__Stated task__
Set the listing down again in full, word for word, with the pictures left out.

(Stored data)

┏━━

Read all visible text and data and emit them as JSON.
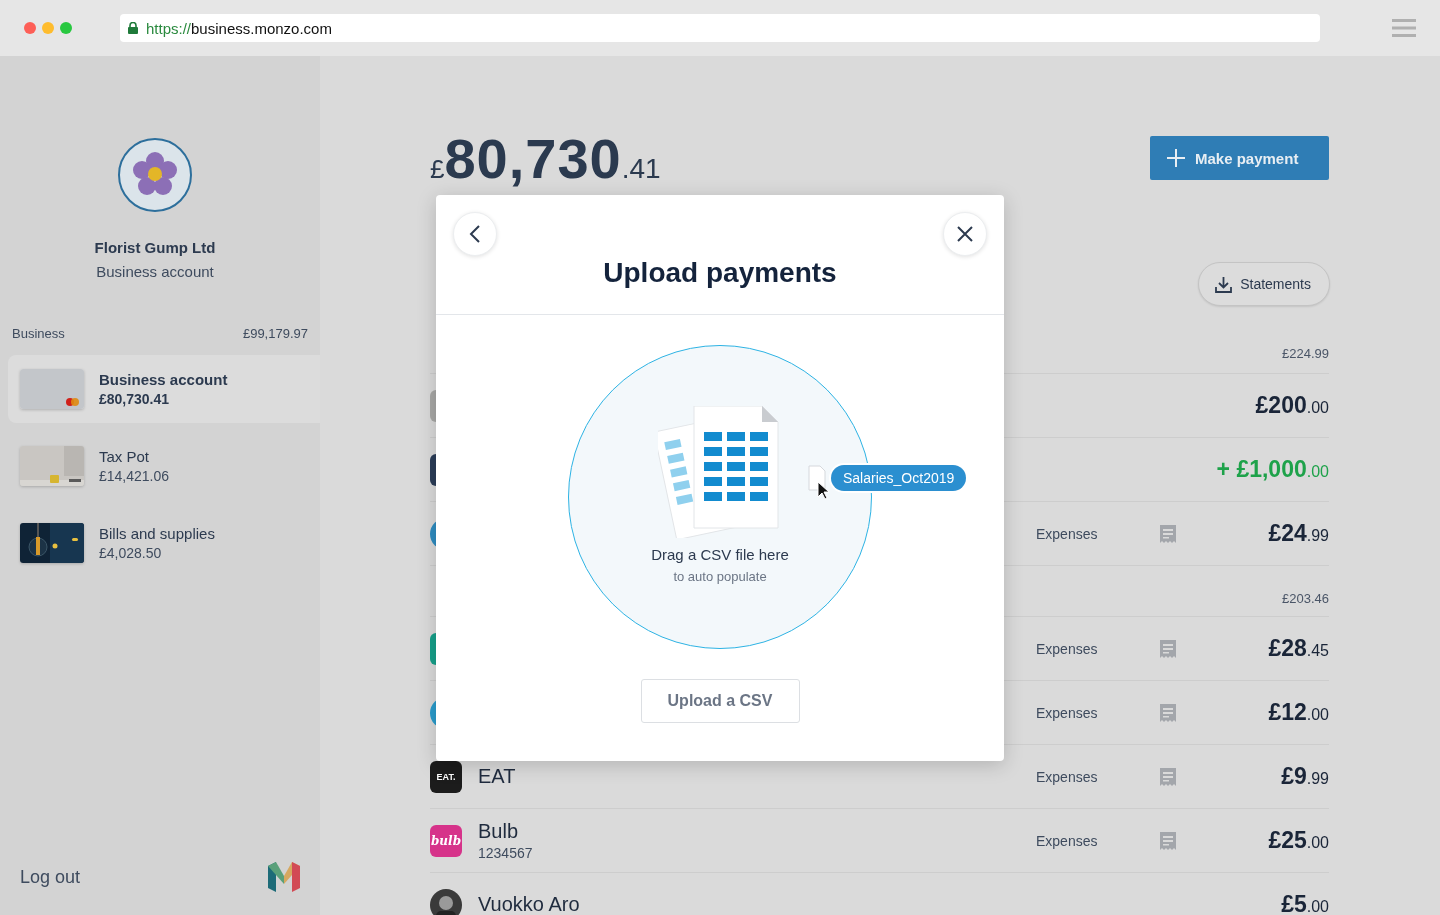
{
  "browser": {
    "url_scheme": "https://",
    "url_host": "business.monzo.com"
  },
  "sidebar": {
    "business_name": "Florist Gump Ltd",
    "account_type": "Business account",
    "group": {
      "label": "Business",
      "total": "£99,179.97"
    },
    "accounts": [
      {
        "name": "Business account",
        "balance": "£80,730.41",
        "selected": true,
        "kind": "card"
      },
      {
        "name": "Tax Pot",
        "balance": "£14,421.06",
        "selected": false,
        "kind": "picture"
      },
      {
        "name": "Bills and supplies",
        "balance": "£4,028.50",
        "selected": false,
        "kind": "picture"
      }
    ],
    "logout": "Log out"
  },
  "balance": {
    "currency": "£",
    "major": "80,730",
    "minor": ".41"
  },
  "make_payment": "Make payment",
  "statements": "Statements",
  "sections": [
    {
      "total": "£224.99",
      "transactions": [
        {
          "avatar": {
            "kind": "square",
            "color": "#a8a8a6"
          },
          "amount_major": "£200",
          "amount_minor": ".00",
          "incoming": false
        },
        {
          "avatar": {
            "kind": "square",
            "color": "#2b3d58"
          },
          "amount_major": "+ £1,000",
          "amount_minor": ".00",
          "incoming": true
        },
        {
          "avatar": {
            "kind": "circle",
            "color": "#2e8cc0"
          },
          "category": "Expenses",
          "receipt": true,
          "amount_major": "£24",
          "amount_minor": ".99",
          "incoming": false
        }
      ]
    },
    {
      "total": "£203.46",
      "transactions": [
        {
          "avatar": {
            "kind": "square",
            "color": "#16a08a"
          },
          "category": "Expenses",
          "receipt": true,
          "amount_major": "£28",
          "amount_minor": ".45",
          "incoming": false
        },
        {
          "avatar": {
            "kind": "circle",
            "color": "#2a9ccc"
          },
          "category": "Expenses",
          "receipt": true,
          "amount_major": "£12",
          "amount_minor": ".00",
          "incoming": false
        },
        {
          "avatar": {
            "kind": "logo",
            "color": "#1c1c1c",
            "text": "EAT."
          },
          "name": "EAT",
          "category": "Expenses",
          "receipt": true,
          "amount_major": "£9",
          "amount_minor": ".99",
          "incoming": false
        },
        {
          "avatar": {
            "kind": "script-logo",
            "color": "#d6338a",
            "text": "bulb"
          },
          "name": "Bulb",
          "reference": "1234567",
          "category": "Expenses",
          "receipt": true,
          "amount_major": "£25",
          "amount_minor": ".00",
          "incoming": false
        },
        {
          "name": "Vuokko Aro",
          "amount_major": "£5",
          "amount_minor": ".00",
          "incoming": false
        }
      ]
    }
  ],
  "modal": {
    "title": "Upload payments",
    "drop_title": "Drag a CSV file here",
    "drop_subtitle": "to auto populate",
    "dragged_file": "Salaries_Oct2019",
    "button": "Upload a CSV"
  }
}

┗━━

__Reply__
Read all visible text and data and emit them as JSON.
{
  "browser": {
    "url_scheme": "https://",
    "url_host": "business.monzo.com"
  },
  "sidebar": {
    "business_name": "Florist Gump Ltd",
    "account_type": "Business account",
    "group": {
      "label": "Business",
      "total": "£99,179.97"
    },
    "accounts": [
      {
        "name": "Business account",
        "balance": "£80,730.41",
        "selected": true,
        "kind": "card"
      },
      {
        "name": "Tax Pot",
        "balance": "£14,421.06",
        "selected": false,
        "kind": "picture"
      },
      {
        "name": "Bills and supplies",
        "balance": "£4,028.50",
        "selected": false,
        "kind": "picture"
      }
    ],
    "logout": "Log out"
  },
  "balance": {
    "currency": "£",
    "major": "80,730",
    "minor": ".41"
  },
  "make_payment": "Make payment",
  "statements": "Statements",
  "sections": [
    {
      "total": "£224.99",
      "transactions": [
        {
          "avatar": {
            "kind": "square",
            "color": "#a8a8a6"
          },
          "amount_major": "£200",
          "amount_minor": ".00",
          "incoming": false
        },
        {
          "avatar": {
            "kind": "square",
            "color": "#2b3d58"
          },
          "amount_major": "+ £1,000",
          "amount_minor": ".00",
          "incoming": true
        },
        {
          "avatar": {
            "kind": "circle",
            "color": "#2e8cc0"
          },
          "category": "Expenses",
          "receipt": true,
          "amount_major": "£24",
          "amount_minor": ".99",
          "incoming": false
        }
      ]
    },
    {
      "total": "£203.46",
      "transactions": [
        {
          "avatar": {
            "kind": "square",
            "color": "#16a08a"
          },
          "category": "Expenses",
          "receipt": true,
          "amount_major": "£28",
          "amount_minor": ".45",
          "incoming": false
        },
        {
          "avatar": {
            "kind": "circle",
            "color": "#2a9ccc"
          },
          "category": "Expenses",
          "receipt": true,
          "amount_major": "£12",
          "amount_minor": ".00",
          "incoming": false
        },
        {
          "avatar": {
            "kind": "logo",
            "color": "#1c1c1c",
            "text": "EAT."
          },
          "name": "EAT",
          "category": "Expenses",
          "receipt": true,
          "amount_major": "£9",
          "amount_minor": ".99",
          "incoming": false
        },
        {
          "avatar": {
            "kind": "script-logo",
            "color": "#d6338a",
            "text": "bulb"
          },
          "name": "Bulb",
          "reference": "1234567",
          "category": "Expenses",
          "receipt": true,
          "amount_major": "£25",
          "amount_minor": ".00",
          "incoming": false
        },
        {
          "name": "Vuokko Aro",
          "amount_major": "£5",
          "amount_minor": ".00",
          "incoming": false
        }
      ]
    }
  ],
  "modal": {
    "title": "Upload payments",
    "drop_title": "Drag a CSV file here",
    "drop_subtitle": "to auto populate",
    "dragged_file": "Salaries_Oct2019",
    "button": "Upload a CSV"
  }
}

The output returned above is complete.